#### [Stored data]

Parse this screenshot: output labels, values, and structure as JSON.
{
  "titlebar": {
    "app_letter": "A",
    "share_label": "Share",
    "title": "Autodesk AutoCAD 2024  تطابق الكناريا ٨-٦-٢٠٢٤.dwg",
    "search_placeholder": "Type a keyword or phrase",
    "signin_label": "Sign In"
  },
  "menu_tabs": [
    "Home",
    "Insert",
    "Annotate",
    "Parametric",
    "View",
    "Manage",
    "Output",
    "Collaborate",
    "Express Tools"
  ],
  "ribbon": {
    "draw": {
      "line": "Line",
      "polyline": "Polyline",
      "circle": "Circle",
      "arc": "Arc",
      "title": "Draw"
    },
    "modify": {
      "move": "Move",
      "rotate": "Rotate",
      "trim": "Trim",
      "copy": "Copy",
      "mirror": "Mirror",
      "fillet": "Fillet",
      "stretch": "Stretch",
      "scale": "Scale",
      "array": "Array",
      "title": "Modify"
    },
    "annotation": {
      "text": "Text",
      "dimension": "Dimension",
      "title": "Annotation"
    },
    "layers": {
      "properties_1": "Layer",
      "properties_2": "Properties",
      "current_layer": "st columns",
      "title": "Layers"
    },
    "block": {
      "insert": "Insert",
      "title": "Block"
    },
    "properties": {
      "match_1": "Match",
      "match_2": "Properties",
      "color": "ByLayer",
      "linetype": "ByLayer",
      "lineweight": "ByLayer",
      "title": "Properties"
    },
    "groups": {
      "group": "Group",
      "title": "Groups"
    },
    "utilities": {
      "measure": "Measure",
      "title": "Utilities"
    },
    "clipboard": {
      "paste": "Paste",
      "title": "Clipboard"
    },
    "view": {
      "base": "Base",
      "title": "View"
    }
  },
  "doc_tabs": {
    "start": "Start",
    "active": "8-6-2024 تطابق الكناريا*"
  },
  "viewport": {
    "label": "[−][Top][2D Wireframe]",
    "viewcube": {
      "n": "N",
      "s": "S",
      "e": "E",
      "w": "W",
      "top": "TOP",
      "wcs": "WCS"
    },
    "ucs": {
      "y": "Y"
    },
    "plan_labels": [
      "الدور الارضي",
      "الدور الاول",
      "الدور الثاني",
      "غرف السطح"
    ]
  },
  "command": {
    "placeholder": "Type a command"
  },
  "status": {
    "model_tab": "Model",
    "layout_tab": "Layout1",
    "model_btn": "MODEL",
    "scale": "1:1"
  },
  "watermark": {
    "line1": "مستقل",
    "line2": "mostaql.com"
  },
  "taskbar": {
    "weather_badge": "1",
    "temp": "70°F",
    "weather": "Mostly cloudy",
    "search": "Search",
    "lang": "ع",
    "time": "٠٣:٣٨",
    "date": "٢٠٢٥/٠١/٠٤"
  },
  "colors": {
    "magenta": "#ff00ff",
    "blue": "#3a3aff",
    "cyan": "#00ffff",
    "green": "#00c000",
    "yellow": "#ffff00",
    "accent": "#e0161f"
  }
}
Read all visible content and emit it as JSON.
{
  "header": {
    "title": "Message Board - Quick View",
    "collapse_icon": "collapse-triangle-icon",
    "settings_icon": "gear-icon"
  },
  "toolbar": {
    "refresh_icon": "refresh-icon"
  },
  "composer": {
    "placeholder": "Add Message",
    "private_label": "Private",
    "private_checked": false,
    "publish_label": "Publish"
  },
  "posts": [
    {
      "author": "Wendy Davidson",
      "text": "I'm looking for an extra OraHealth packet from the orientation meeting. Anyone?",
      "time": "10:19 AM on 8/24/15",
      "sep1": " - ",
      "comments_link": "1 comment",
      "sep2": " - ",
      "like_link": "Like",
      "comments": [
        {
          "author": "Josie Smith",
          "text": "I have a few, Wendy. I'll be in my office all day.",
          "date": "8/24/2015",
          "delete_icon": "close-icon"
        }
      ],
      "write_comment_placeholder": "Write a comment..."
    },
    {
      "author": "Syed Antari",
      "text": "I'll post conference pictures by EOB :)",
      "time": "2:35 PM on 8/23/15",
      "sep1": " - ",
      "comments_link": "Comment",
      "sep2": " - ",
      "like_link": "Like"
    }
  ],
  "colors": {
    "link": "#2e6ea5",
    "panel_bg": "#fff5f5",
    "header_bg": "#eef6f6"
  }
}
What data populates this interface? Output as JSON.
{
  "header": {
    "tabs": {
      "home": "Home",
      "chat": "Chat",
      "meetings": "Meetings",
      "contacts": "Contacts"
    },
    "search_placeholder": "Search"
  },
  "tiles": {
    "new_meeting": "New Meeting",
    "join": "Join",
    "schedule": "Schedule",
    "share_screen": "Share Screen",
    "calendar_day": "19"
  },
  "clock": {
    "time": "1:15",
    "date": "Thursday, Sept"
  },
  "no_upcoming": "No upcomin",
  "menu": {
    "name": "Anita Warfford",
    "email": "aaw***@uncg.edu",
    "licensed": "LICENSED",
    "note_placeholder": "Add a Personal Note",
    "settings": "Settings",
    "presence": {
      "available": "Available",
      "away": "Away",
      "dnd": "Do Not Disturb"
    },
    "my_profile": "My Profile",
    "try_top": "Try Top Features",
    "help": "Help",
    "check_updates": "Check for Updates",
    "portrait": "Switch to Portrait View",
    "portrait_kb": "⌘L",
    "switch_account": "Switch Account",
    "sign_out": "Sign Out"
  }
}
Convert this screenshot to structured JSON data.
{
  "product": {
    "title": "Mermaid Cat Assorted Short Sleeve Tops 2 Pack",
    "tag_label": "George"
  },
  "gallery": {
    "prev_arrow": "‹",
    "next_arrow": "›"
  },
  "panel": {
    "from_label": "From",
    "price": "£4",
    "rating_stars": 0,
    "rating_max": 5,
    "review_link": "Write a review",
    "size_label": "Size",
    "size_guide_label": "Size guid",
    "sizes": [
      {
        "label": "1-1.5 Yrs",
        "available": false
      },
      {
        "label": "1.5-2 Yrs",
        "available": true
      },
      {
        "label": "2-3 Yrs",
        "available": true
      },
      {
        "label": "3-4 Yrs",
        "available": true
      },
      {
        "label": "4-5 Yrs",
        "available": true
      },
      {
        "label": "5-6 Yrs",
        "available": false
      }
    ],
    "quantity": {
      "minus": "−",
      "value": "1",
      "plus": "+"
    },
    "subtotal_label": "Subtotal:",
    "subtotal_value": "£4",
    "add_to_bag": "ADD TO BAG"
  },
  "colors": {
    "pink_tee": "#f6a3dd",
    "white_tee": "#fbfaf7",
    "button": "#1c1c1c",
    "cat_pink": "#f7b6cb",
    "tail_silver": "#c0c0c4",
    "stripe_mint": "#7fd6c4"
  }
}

#### [THE PROBLEM]
Print the listing above in its entirety, with every line exact.

#### [CORRECT ANSWER]
Parse this screenshot: output labels, values, and structure as JSON.
{
  "titlebar": {
    "app_letter": "A",
    "share_label": "Share",
    "title": "Autodesk AutoCAD 2024  تطابق الكناريا ٨-٦-٢٠٢٤.dwg",
    "search_placeholder": "Type a keyword or phrase",
    "signin_label": "Sign In"
  },
  "menu_tabs": [
    "Home",
    "Insert",
    "Annotate",
    "Parametric",
    "View",
    "Manage",
    "Output",
    "Collaborate",
    "Express Tools"
  ],
  "ribbon": {
    "draw": {
      "line": "Line",
      "polyline": "Polyline",
      "circle": "Circle",
      "arc": "Arc",
      "title": "Draw"
    },
    "modify": {
      "move": "Move",
      "rotate": "Rotate",
      "trim": "Trim",
      "copy": "Copy",
      "mirror": "Mirror",
      "fillet": "Fillet",
      "stretch": "Stretch",
      "scale": "Scale",
      "array": "Array",
      "title": "Modify"
    },
    "annotation": {
      "text": "Text",
      "dimension": "Dimension",
      "title": "Annotation"
    },
    "layers": {
      "properties_1": "Layer",
      "properties_2": "Properties",
      "current_layer": "st columns",
      "title": "Layers"
    },
    "block": {
      "insert": "Insert",
      "title": "Block"
    },
    "properties": {
      "match_1": "Match",
      "match_2": "Properties",
      "color": "ByLayer",
      "linetype": "ByLayer",
      "lineweight": "ByLayer",
      "title": "Properties"
    },
    "groups": {
      "group": "Group",
      "title": "Groups"
    },
    "utilities": {
      "measure": "Measure",
      "title": "Utilities"
    },
    "clipboard": {
      "paste": "Paste",
      "title": "Clipboard"
    },
    "view": {
      "base": "Base",
      "title": "View"
    }
  },
  "doc_tabs": {
    "start": "Start",
    "active": "8-6-2024 تطابق الكناريا*"
  },
  "viewport": {
    "label": "[−][Top][2D Wireframe]",
    "viewcube": {
      "n": "N",
      "s": "S",
      "e": "E",
      "w": "W",
      "top": "TOP",
      "wcs": "WCS"
    },
    "ucs": {
      "y": "Y"
    },
    "plan_labels": [
      "الدور الارضي",
      "الدور الاول",
      "الدور الثاني",
      "غرف السطح"
    ]
  },
  "command": {
    "placeholder": "Type a command"
  },
  "status": {
    "model_tab": "Model",
    "layout_tab": "Layout1",
    "model_btn": "MODEL",
    "scale": "1:1"
  },
  "watermark": {
    "line1": "مستقل",
    "line2": "mostaql.com"
  },
  "taskbar": {
    "weather_badge": "1",
    "temp": "70°F",
    "weather": "Mostly cloudy",
    "search": "Search",
    "lang": "ع",
    "time": "٠٣:٣٨",
    "date": "٢٠٢٥/٠١/٠٤"
  },
  "colors": {
    "magenta": "#ff00ff",
    "blue": "#3a3aff",
    "cyan": "#00ffff",
    "green": "#00c000",
    "yellow": "#ffff00",
    "accent": "#e0161f"
  }
}
Read all visible content and emit it as JSON.
{
  "header": {
    "title": "Message Board - Quick View",
    "collapse_icon": "collapse-triangle-icon",
    "settings_icon": "gear-icon"
  },
  "toolbar": {
    "refresh_icon": "refresh-icon"
  },
  "composer": {
    "placeholder": "Add Message",
    "private_label": "Private",
    "private_checked": false,
    "publish_label": "Publish"
  },
  "posts": [
    {
      "author": "Wendy Davidson",
      "text": "I'm looking for an extra OraHealth packet from the orientation meeting. Anyone?",
      "time": "10:19 AM on 8/24/15",
      "sep1": " - ",
      "comments_link": "1 comment",
      "sep2": " - ",
      "like_link": "Like",
      "comments": [
        {
          "author": "Josie Smith",
          "text": "I have a few, Wendy. I'll be in my office all day.",
          "date": "8/24/2015",
          "delete_icon": "close-icon"
        }
      ],
      "write_comment_placeholder": "Write a comment..."
    },
    {
      "author": "Syed Antari",
      "text": "I'll post conference pictures by EOB :)",
      "time": "2:35 PM on 8/23/15",
      "sep1": " - ",
      "comments_link": "Comment",
      "sep2": " - ",
      "like_link": "Like"
    }
  ],
  "colors": {
    "link": "#2e6ea5",
    "panel_bg": "#fff5f5",
    "header_bg": "#eef6f6"
  }
}
What data populates this interface? Output as JSON.
{
  "header": {
    "tabs": {
      "home": "Home",
      "chat": "Chat",
      "meetings": "Meetings",
      "contacts": "Contacts"
    },
    "search_placeholder": "Search"
  },
  "tiles": {
    "new_meeting": "New Meeting",
    "join": "Join",
    "schedule": "Schedule",
    "share_screen": "Share Screen",
    "calendar_day": "19"
  },
  "clock": {
    "time": "1:15",
    "date": "Thursday, Sept"
  },
  "no_upcoming": "No upcomin",
  "menu": {
    "name": "Anita Warfford",
    "email": "aaw***@uncg.edu",
    "licensed": "LICENSED",
    "note_placeholder": "Add a Personal Note",
    "settings": "Settings",
    "presence": {
      "available": "Available",
      "away": "Away",
      "dnd": "Do Not Disturb"
    },
    "my_profile": "My Profile",
    "try_top": "Try Top Features",
    "help": "Help",
    "check_updates": "Check for Updates",
    "portrait": "Switch to Portrait View",
    "portrait_kb": "⌘L",
    "switch_account": "Switch Account",
    "sign_out": "Sign Out"
  }
}
Convert this screenshot to structured JSON data.
{
  "product": {
    "title": "Mermaid Cat Assorted Short Sleeve Tops 2 Pack",
    "tag_label": "George"
  },
  "gallery": {
    "prev_arrow": "‹",
    "next_arrow": "›"
  },
  "panel": {
    "from_label": "From",
    "price": "£4",
    "rating_stars": 0,
    "rating_max": 5,
    "review_link": "Write a review",
    "size_label": "Size",
    "size_guide_label": "Size guid",
    "sizes": [
      {
        "label": "1-1.5 Yrs",
        "available": false
      },
      {
        "label": "1.5-2 Yrs",
        "available": true
      },
      {
        "label": "2-3 Yrs",
        "available": true
      },
      {
        "label": "3-4 Yrs",
        "available": true
      },
      {
        "label": "4-5 Yrs",
        "available": true
      },
      {
        "label": "5-6 Yrs",
        "available": false
      }
    ],
    "quantity": {
      "minus": "−",
      "value": "1",
      "plus": "+"
    },
    "subtotal_label": "Subtotal:",
    "subtotal_value": "£4",
    "add_to_bag": "ADD TO BAG"
  },
  "colors": {
    "pink_tee": "#f6a3dd",
    "white_tee": "#fbfaf7",
    "button": "#1c1c1c",
    "cat_pink": "#f7b6cb",
    "tail_silver": "#c0c0c4",
    "stripe_mint": "#7fd6c4"
  }
}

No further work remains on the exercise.